■ DATA SECTION:
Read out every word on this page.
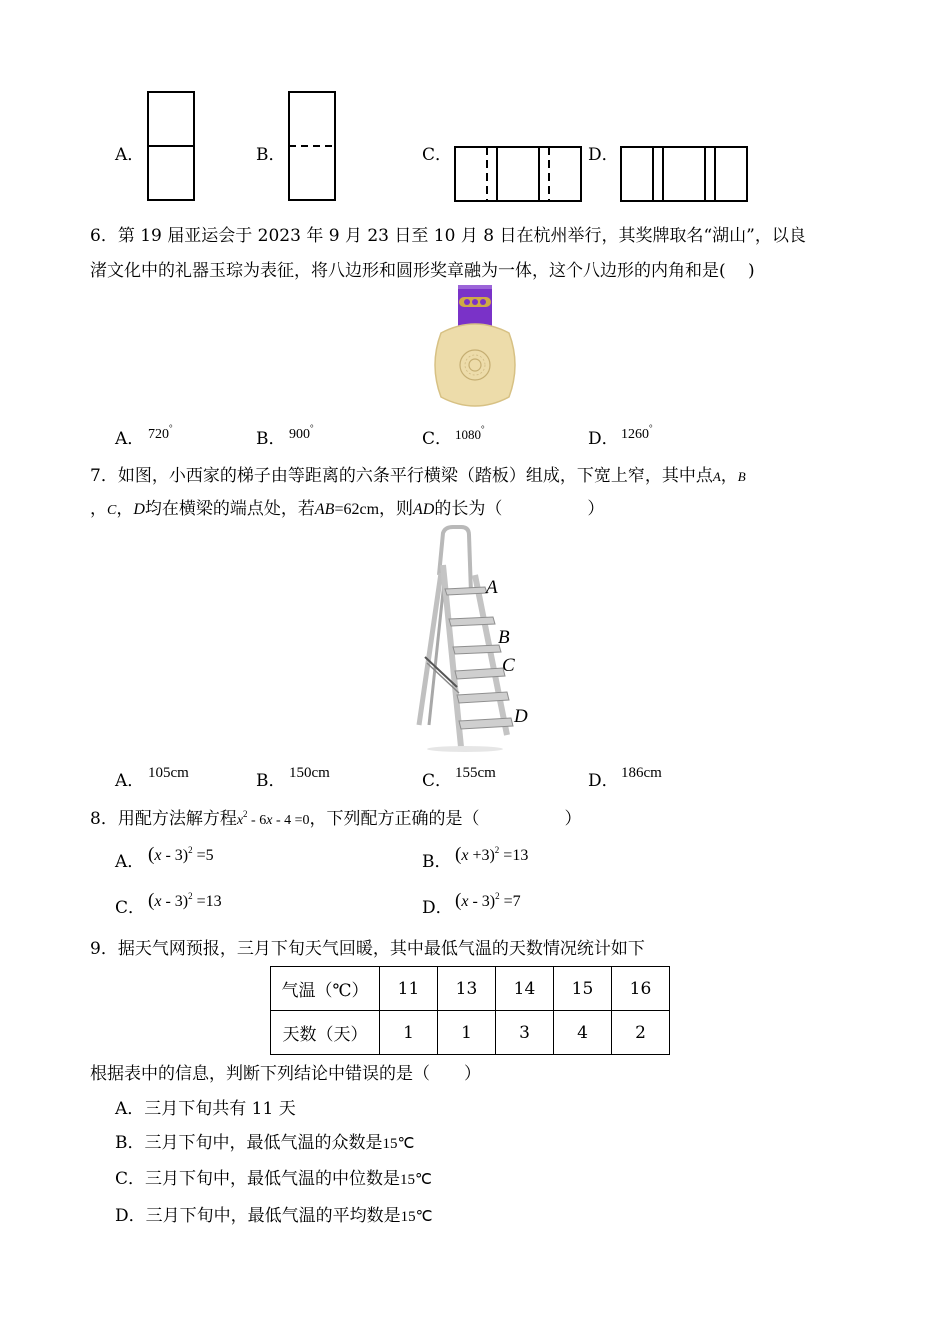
A．	B．	C．	D．
6．第 19 届亚运会于 2023 年 9 月 23 日至 10 月 8 日在杭州举行，其奖牌取名“湖山”，以良
渚文化中的礼器玉琮为表征，将八边形和圆形奖章融为一体，这个八边形的内角和是(　 )
A． 720°
B． 900°
C． 1080°	D． 1260°
7．如图，小西家的梯子由等距离的六条平行横梁（踏板）组成，下宽上窄，其中点A，B
，C，D均在横梁的端点处，若AB=62cm，则AD的长为（　　　　　）
A
B
C
D
A． 105cm	B． 150cm	C． 155cm	D． 186cm
8．用配方法解方程$x^2 - 6x - 4 =0$，下列配方正确的是（　　　　　）
A． (x - 3)$^2$ =5	B． $(x +3)^2 =13$
C． (x - 3)$^2$ =13	D． (x - 3)$^2$ =7
9．据天气网预报，三月下旬天气回暖，其中最低气温的天数情况统计如下
气温（℃）	11	13	14	15	16
天数（天）	1	1	3	4	2
根据表中的信息，判断下列结论中错误的是（　　）
A．三月下旬共有 11 天
B．三月下旬中，最低气温的众数是15℃
C．三月下旬中，最低气温的中位数是15℃
D．三月下旬中，最低气温的平均数是15℃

■ WORK INSTRUCTIONS: Copy whichever lines in the listing above contain the word "三月下旬中".

■ TASK RESULT:
B．三月下旬中，最低气温的众数是15℃
C．三月下旬中，最低气温的中位数是15℃
D．三月下旬中，最低气温的平均数是15℃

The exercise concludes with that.